══ Material for this task

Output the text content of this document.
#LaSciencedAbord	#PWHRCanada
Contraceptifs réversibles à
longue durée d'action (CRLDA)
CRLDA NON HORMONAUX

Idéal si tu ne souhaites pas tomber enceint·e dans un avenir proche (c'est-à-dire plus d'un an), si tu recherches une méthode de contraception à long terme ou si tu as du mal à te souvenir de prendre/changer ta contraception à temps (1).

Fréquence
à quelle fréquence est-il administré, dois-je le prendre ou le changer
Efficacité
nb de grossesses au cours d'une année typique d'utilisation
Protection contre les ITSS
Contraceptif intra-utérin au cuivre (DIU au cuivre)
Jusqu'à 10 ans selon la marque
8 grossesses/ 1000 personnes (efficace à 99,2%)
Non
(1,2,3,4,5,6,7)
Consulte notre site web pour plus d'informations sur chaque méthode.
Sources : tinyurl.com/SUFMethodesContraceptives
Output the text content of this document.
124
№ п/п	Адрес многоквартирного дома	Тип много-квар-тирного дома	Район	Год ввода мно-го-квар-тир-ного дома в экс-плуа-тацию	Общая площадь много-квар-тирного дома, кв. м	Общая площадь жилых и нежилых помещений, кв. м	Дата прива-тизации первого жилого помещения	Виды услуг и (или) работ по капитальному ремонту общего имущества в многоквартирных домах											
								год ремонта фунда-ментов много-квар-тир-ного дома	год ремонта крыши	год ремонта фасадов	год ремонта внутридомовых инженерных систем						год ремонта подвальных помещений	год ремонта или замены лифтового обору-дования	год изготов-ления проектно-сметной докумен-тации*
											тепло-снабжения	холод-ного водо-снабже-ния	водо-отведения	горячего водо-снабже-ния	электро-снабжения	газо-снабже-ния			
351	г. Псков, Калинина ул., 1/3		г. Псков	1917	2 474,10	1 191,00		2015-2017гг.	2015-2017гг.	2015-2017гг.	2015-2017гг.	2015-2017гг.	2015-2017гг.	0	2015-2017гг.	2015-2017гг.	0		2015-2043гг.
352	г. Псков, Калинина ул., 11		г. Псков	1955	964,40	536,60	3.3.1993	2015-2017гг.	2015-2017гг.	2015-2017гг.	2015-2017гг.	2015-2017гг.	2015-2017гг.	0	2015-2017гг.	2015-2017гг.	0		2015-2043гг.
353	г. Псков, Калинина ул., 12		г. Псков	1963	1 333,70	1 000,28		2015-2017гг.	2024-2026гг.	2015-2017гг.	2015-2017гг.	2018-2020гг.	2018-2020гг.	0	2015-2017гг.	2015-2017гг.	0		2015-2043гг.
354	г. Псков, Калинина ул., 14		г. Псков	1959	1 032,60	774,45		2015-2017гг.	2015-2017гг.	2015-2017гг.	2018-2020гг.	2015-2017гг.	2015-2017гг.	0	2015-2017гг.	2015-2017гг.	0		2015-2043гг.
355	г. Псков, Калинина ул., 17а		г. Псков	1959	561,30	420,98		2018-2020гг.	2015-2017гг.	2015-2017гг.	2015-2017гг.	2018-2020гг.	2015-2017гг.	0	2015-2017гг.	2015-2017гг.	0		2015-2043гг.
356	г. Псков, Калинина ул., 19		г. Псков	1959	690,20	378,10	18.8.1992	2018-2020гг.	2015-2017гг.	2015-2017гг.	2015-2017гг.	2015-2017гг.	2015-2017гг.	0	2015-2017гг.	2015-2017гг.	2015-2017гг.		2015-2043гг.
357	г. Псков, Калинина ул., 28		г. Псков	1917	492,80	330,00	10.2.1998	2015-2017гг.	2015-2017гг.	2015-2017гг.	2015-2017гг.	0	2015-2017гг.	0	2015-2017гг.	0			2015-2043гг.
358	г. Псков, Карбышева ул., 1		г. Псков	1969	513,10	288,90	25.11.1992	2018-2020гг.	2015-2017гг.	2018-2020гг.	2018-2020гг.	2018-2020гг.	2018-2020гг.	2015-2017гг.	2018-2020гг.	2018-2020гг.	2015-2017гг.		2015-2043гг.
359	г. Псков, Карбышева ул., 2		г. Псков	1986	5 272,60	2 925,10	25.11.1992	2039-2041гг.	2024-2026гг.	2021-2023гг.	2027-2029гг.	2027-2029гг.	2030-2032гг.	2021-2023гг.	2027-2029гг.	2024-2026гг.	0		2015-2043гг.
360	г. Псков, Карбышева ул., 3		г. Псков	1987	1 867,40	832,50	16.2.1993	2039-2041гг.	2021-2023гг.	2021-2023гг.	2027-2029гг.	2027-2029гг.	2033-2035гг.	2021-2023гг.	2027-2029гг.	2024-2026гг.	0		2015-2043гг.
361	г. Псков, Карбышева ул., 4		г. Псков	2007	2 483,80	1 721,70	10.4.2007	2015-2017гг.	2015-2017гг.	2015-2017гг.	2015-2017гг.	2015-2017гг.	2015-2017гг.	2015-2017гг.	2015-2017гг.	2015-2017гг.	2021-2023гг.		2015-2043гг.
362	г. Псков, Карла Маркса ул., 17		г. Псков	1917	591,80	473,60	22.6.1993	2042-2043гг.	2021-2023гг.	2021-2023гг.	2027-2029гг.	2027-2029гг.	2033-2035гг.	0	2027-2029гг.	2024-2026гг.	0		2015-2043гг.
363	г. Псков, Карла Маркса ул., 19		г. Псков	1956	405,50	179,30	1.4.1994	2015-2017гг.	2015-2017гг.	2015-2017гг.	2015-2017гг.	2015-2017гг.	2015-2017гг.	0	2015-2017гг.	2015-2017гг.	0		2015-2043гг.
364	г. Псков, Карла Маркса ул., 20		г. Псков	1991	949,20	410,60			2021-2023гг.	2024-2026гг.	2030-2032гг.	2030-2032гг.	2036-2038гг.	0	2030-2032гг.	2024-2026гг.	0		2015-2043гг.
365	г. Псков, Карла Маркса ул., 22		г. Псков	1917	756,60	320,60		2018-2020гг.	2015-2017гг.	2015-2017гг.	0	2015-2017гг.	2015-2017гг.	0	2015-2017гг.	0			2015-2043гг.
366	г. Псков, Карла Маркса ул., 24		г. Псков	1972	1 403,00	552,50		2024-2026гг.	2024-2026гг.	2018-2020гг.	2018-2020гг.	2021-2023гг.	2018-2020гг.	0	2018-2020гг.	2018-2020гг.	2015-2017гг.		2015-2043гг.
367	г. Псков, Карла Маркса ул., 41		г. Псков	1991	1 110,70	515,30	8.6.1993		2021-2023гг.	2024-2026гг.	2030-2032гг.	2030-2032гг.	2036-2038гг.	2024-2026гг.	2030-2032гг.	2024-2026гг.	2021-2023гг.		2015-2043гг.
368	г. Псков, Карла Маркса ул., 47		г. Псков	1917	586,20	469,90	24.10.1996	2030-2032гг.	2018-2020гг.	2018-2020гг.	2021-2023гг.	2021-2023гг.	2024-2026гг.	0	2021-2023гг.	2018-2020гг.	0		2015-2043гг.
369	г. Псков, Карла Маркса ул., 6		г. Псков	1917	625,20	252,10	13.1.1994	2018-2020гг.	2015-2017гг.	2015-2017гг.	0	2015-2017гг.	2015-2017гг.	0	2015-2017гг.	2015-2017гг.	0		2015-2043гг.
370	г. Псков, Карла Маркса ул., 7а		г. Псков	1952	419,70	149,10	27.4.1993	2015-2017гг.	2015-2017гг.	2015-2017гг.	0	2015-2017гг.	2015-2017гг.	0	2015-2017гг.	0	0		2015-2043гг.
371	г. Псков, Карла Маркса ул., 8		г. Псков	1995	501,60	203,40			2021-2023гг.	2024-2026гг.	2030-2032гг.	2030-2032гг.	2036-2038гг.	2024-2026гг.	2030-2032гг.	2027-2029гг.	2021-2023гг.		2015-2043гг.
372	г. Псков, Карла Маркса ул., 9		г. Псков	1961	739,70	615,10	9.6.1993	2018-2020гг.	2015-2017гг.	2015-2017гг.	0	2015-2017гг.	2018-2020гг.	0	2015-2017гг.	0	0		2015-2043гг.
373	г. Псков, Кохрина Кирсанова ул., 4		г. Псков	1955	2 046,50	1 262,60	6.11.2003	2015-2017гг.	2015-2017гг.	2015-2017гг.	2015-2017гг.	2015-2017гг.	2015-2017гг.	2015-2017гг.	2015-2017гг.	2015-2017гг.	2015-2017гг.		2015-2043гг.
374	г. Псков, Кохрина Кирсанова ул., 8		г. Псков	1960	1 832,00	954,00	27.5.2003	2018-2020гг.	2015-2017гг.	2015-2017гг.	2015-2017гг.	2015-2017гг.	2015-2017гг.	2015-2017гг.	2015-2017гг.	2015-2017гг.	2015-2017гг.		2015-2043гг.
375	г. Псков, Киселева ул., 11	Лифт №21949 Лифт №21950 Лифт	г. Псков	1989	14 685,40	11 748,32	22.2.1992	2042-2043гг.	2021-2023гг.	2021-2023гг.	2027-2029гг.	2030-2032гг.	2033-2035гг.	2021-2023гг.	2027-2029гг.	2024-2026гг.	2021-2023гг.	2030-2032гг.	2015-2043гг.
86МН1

════

### Directions
Check the records above line by line and tally those holding the string "Кохрина". Answer with the number only.

### Output of the task
2